▶ _Task description_
Gather every line of the entries that includes the word "Other".

◆ ◆ ◆ ◆

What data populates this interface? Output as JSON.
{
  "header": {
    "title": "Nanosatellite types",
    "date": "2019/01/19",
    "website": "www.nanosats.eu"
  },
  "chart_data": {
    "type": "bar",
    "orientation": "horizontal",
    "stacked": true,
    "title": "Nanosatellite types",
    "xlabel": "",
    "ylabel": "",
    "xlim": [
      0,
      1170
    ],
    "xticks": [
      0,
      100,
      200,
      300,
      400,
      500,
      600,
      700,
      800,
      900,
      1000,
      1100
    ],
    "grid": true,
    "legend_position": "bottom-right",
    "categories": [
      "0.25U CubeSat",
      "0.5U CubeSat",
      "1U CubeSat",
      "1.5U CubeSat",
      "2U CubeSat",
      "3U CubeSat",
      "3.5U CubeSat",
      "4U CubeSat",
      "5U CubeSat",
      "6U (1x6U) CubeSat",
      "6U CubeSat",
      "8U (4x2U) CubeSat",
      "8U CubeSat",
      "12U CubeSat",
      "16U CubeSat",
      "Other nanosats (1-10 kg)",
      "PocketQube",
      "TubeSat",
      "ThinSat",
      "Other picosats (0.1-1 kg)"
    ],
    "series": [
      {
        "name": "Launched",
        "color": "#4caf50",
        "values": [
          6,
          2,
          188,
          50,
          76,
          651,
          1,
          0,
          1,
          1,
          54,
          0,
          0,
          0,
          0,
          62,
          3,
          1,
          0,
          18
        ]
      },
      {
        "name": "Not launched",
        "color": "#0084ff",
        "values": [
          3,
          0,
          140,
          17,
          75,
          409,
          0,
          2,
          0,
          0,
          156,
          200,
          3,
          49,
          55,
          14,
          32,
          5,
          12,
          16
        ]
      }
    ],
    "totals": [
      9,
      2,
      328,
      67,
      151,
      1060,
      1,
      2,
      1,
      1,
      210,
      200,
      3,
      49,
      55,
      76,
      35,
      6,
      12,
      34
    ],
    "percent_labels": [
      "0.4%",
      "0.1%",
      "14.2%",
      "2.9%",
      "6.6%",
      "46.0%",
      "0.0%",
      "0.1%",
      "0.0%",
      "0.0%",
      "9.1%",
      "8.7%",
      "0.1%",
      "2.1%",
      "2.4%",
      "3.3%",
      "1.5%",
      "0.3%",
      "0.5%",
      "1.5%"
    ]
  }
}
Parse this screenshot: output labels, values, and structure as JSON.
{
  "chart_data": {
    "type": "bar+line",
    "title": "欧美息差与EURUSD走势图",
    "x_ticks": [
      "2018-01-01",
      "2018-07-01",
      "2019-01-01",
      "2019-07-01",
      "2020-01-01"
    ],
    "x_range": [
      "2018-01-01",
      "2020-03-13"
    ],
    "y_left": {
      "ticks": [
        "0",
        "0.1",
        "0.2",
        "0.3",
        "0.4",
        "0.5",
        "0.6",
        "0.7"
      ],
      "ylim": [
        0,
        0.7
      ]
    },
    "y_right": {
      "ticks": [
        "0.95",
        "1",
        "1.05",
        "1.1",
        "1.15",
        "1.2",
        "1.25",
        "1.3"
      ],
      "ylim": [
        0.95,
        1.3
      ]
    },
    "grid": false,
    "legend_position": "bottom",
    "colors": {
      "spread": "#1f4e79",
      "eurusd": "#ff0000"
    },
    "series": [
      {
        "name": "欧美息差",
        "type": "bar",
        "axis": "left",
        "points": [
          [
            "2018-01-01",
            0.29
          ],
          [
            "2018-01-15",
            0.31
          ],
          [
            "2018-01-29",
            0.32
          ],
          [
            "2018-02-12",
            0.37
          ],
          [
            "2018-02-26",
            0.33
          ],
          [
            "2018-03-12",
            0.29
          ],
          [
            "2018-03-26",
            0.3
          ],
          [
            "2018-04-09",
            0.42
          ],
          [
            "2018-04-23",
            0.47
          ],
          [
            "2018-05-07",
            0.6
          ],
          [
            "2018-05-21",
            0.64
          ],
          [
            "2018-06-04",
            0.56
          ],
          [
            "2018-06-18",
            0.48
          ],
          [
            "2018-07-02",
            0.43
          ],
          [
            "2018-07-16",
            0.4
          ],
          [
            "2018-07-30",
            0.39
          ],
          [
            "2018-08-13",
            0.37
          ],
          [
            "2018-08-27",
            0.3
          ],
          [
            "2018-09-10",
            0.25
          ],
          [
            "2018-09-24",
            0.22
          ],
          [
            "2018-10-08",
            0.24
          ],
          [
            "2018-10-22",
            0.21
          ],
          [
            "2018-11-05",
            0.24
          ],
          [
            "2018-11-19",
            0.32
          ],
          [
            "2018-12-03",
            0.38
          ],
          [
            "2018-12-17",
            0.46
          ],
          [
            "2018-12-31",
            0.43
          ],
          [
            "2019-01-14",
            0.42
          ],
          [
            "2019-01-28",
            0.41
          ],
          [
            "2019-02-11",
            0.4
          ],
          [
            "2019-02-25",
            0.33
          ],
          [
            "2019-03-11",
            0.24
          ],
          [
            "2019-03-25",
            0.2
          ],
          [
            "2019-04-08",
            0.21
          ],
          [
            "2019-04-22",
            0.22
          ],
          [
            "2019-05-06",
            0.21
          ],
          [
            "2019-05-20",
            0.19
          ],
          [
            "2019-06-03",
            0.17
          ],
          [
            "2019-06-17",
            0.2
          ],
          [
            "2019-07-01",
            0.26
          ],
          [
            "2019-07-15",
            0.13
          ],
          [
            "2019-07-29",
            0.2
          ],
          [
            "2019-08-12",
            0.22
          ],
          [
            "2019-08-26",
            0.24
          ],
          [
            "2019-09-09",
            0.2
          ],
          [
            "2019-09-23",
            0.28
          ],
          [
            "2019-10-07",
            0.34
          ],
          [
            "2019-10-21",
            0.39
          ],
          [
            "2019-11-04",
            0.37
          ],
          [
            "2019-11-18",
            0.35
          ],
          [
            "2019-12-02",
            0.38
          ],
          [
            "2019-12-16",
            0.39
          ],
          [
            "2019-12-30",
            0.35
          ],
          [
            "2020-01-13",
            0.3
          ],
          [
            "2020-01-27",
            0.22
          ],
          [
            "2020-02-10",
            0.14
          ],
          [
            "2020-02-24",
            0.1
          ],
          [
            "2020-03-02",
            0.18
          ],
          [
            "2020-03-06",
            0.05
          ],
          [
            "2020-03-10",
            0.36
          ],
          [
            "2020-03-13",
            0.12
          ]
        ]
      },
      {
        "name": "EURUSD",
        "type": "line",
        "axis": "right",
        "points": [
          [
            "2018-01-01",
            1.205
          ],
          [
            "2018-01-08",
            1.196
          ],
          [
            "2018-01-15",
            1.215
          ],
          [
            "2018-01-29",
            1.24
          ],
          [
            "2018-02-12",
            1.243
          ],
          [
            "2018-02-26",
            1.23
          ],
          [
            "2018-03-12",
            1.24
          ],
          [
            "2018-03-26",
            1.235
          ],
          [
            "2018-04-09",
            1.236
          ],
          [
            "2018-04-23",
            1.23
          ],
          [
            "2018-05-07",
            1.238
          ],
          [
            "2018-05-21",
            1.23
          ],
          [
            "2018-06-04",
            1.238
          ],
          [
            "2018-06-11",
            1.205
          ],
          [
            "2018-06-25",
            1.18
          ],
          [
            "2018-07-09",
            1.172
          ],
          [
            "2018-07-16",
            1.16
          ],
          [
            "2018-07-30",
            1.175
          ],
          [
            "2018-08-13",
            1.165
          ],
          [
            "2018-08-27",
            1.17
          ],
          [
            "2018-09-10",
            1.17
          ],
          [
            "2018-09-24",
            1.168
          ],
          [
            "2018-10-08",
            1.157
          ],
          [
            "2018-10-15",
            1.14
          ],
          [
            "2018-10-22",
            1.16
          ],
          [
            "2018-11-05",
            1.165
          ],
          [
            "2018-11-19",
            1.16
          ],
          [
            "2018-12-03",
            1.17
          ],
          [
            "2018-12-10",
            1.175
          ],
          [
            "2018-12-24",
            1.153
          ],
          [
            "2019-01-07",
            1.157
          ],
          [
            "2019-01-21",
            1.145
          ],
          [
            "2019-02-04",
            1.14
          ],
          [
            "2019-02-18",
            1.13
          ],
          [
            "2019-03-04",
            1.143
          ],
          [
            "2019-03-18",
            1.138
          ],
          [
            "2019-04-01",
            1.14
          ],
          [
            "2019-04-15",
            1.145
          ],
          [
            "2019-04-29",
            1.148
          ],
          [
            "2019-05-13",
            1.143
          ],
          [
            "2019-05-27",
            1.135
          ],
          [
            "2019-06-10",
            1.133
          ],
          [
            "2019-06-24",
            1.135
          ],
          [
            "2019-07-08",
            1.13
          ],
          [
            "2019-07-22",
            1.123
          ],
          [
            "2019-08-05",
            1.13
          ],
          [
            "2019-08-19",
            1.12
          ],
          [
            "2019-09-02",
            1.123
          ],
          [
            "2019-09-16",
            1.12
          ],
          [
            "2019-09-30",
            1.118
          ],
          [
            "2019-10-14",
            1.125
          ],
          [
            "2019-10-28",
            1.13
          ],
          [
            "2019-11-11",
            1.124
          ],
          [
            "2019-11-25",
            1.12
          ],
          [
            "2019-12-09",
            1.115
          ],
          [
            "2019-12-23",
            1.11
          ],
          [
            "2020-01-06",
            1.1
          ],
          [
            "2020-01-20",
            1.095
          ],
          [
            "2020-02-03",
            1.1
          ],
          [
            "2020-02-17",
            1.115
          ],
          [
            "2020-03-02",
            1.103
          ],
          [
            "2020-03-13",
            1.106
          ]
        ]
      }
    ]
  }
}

◆ ◆ ◆ ◆

▶ _Solution for this task_
      "Other nanosats (1-10 kg)",
      "Other picosats (0.1-1 kg)"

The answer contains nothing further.